#### SUPPLIED MATERIAL

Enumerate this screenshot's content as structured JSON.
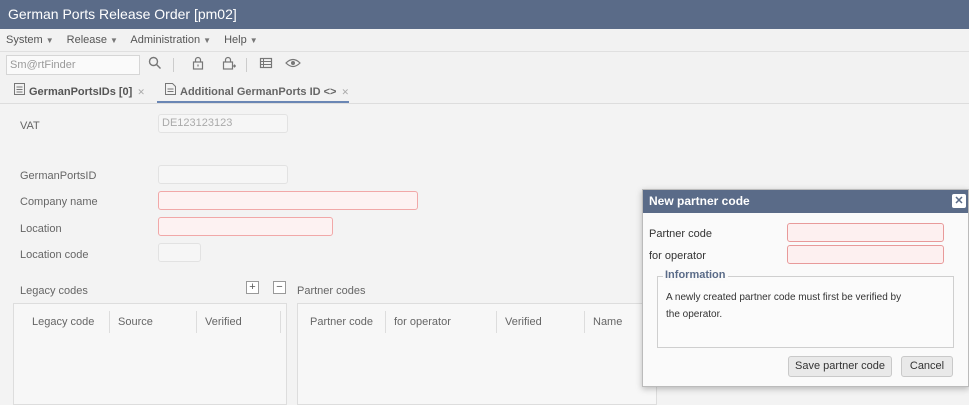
{
  "window": {
    "title": "German Ports Release Order [pm02]"
  },
  "menu": {
    "items": [
      {
        "label": "System"
      },
      {
        "label": "Release"
      },
      {
        "label": "Administration"
      },
      {
        "label": "Help"
      }
    ]
  },
  "toolbar": {
    "finder_placeholder": "Sm@rtFinder"
  },
  "tabs": [
    {
      "label": "GermanPortsIDs [0]"
    },
    {
      "label": "Additional GermanPorts ID <>"
    }
  ],
  "form": {
    "vat_label": "VAT",
    "vat_value": "DE123123123",
    "germanportsid_label": "GermanPortsID",
    "company_name_label": "Company name",
    "location_label": "Location",
    "location_code_label": "Location code"
  },
  "legacy_codes": {
    "title": "Legacy codes",
    "columns": [
      "Legacy code",
      "Source",
      "Verified"
    ]
  },
  "partner_codes": {
    "title": "Partner codes",
    "columns": [
      "Partner code",
      "for operator",
      "Verified",
      "Name"
    ]
  },
  "dialog": {
    "title": "New partner code",
    "partner_code_label": "Partner code",
    "for_operator_label": "for operator",
    "info_title": "Information",
    "info_text": "A newly created partner code must first be verified by the operator.",
    "save_label": "Save partner code",
    "cancel_label": "Cancel"
  }
}
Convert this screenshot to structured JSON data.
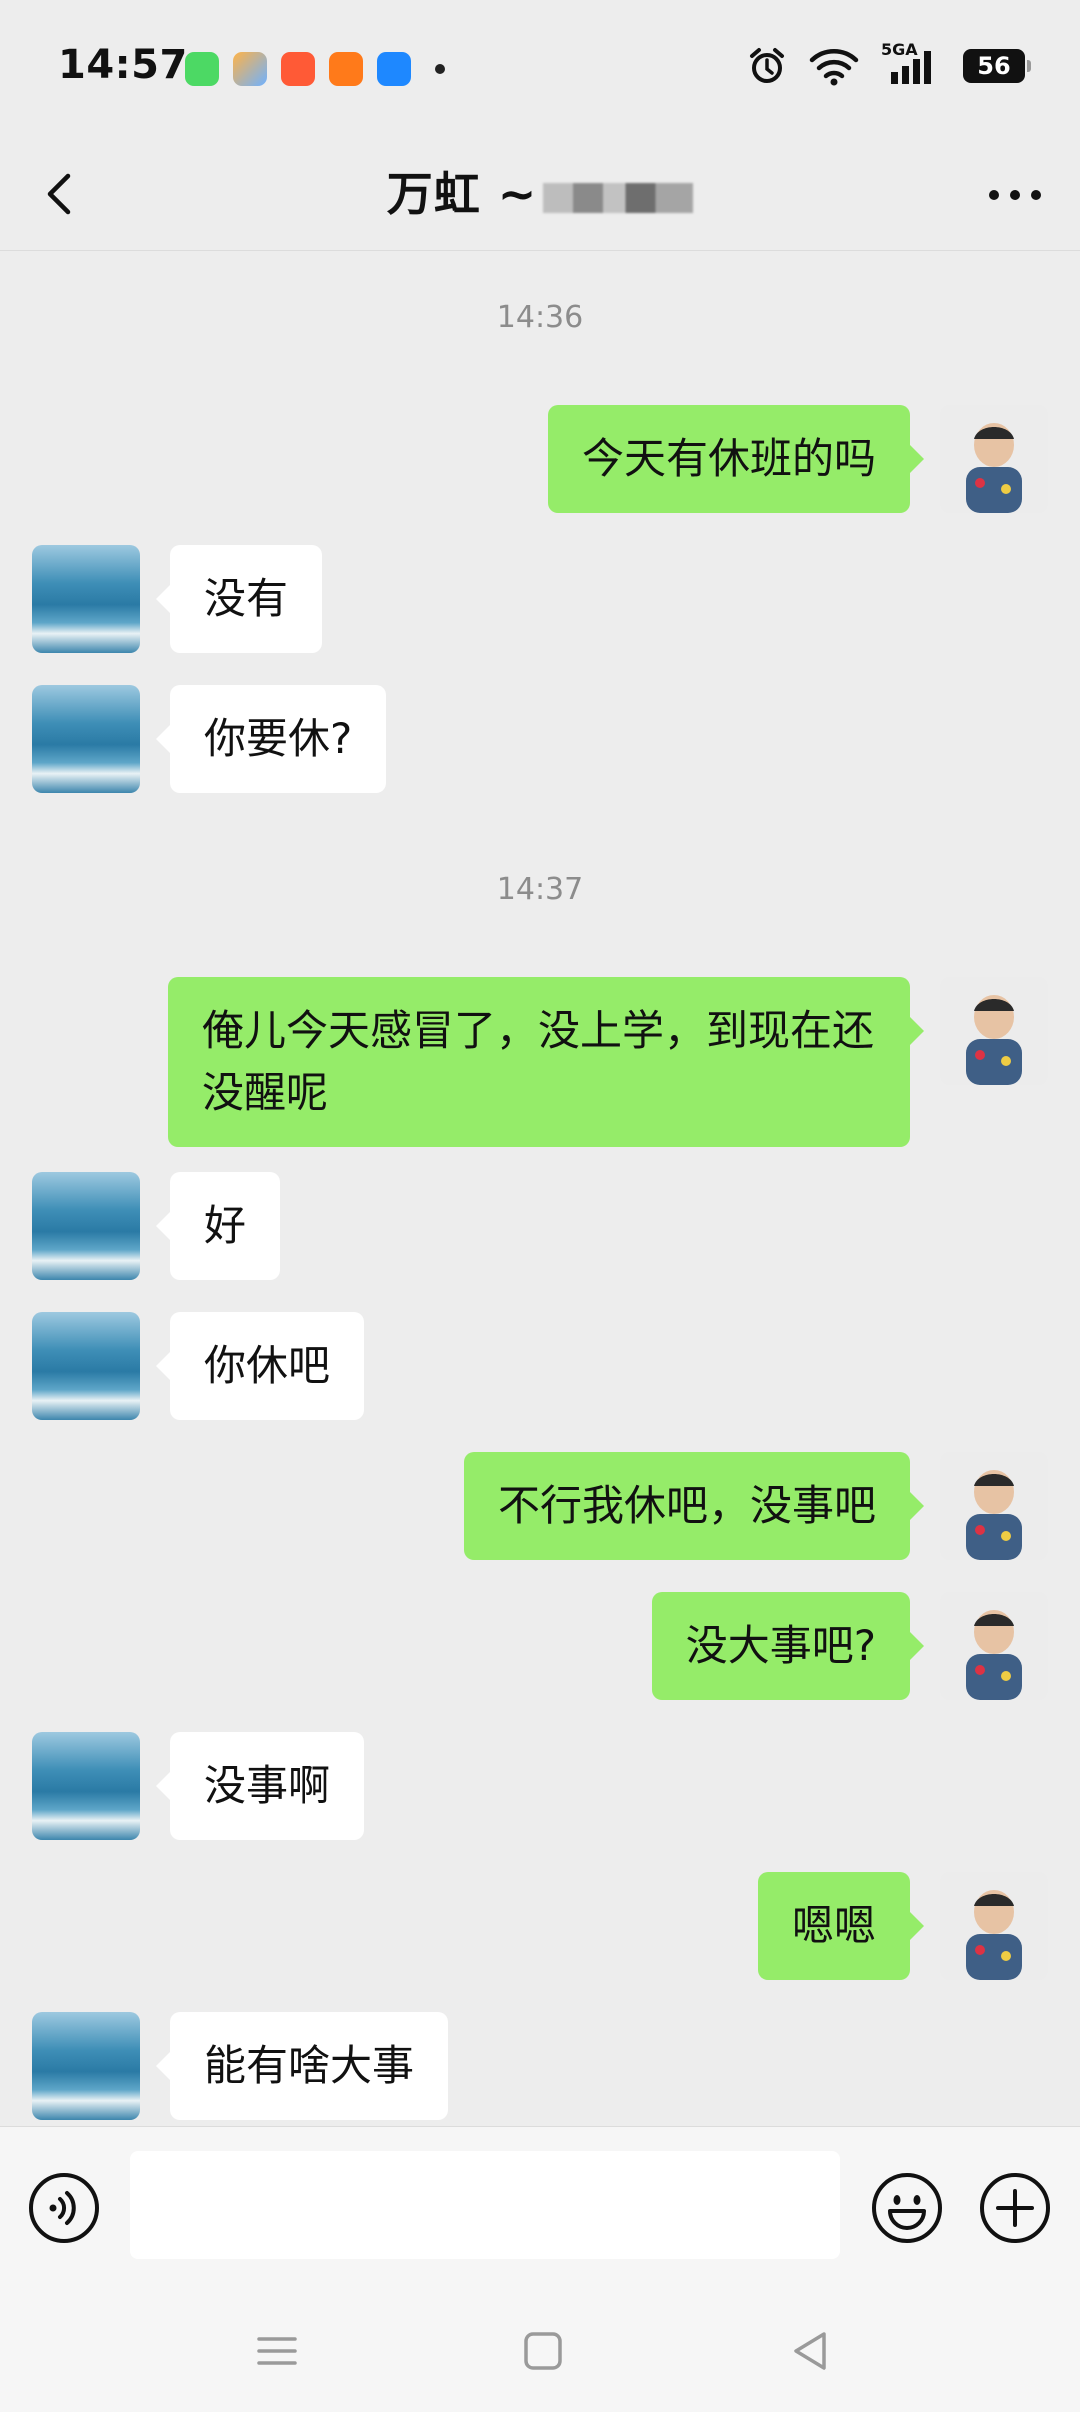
{
  "status_bar": {
    "time": "14:57",
    "network_label": "5GA",
    "battery": "56"
  },
  "header": {
    "title": "万虹 ~",
    "back_icon": "chevron-left-icon",
    "more_icon": "more-dots-icon"
  },
  "chat": {
    "timestamps": [
      "14:36",
      "14:37"
    ],
    "messages": [
      {
        "side": "out",
        "text": "今天有休班的吗"
      },
      {
        "side": "in",
        "text": "没有"
      },
      {
        "side": "in",
        "text": "你要休?"
      },
      {
        "side": "out",
        "text": "俺儿今天感冒了，没上学，到现在还没醒呢"
      },
      {
        "side": "in",
        "text": "好"
      },
      {
        "side": "in",
        "text": "你休吧"
      },
      {
        "side": "out",
        "text": "不行我休吧，没事吧"
      },
      {
        "side": "out",
        "text": "没大事吧?"
      },
      {
        "side": "in",
        "text": "没事啊"
      },
      {
        "side": "out",
        "text": "嗯嗯"
      },
      {
        "side": "in",
        "text": "能有啥大事"
      }
    ]
  },
  "input_bar": {
    "voice_icon": "voice-icon",
    "emoji_icon": "emoji-icon",
    "plus_icon": "plus-icon",
    "input_value": ""
  },
  "nav_bar": {
    "icons": [
      "menu-icon",
      "home-square-icon",
      "back-triangle-icon"
    ]
  },
  "colors": {
    "background": "#ededed",
    "bubble_out": "#95ec69",
    "bubble_in": "#ffffff"
  }
}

########

**GIVEN PROBLEM**
Write out every entry again word for word, without any of the pictures.

**FULL RESPONSE**
Enumerate this screenshot's content as structured JSON.
{
  "window": {
    "title": "German Ports Release Order [pm02]"
  },
  "menu": {
    "items": [
      {
        "label": "System"
      },
      {
        "label": "Release"
      },
      {
        "label": "Administration"
      },
      {
        "label": "Help"
      }
    ]
  },
  "toolbar": {
    "finder_placeholder": "Sm@rtFinder"
  },
  "tabs": [
    {
      "label": "GermanPortsIDs [0]"
    },
    {
      "label": "Additional GermanPorts ID <>"
    }
  ],
  "form": {
    "vat_label": "VAT",
    "vat_value": "DE123123123",
    "germanportsid_label": "GermanPortsID",
    "company_name_label": "Company name",
    "location_label": "Location",
    "location_code_label": "Location code"
  },
  "legacy_codes": {
    "title": "Legacy codes",
    "columns": [
      "Legacy code",
      "Source",
      "Verified"
    ]
  },
  "partner_codes": {
    "title": "Partner codes",
    "columns": [
      "Partner code",
      "for operator",
      "Verified",
      "Name"
    ]
  },
  "dialog": {
    "title": "New partner code",
    "partner_code_label": "Partner code",
    "for_operator_label": "for operator",
    "info_title": "Information",
    "info_text": "A newly created partner code must first be verified by the operator.",
    "save_label": "Save partner code",
    "cancel_label": "Cancel"
  }
}
Convert this screenshot to structured JSON data.
{
  "status_bar": {
    "time": "14:57",
    "network_label": "5GA",
    "battery": "56"
  },
  "header": {
    "title": "万虹 ~",
    "back_icon": "chevron-left-icon",
    "more_icon": "more-dots-icon"
  },
  "chat": {
    "timestamps": [
      "14:36",
      "14:37"
    ],
    "messages": [
      {
        "side": "out",
        "text": "今天有休班的吗"
      },
      {
        "side": "in",
        "text": "没有"
      },
      {
        "side": "in",
        "text": "你要休?"
      },
      {
        "side": "out",
        "text": "俺儿今天感冒了，没上学，到现在还没醒呢"
      },
      {
        "side": "in",
        "text": "好"
      },
      {
        "side": "in",
        "text": "你休吧"
      },
      {
        "side": "out",
        "text": "不行我休吧，没事吧"
      },
      {
        "side": "out",
        "text": "没大事吧?"
      },
      {
        "side": "in",
        "text": "没事啊"
      },
      {
        "side": "out",
        "text": "嗯嗯"
      },
      {
        "side": "in",
        "text": "能有啥大事"
      }
    ]
  },
  "input_bar": {
    "voice_icon": "voice-icon",
    "emoji_icon": "emoji-icon",
    "plus_icon": "plus-icon",
    "input_value": ""
  },
  "nav_bar": {
    "icons": [
      "menu-icon",
      "home-square-icon",
      "back-triangle-icon"
    ]
  },
  "colors": {
    "background": "#ededed",
    "bubble_out": "#95ec69",
    "bubble_in": "#ffffff"
  }
}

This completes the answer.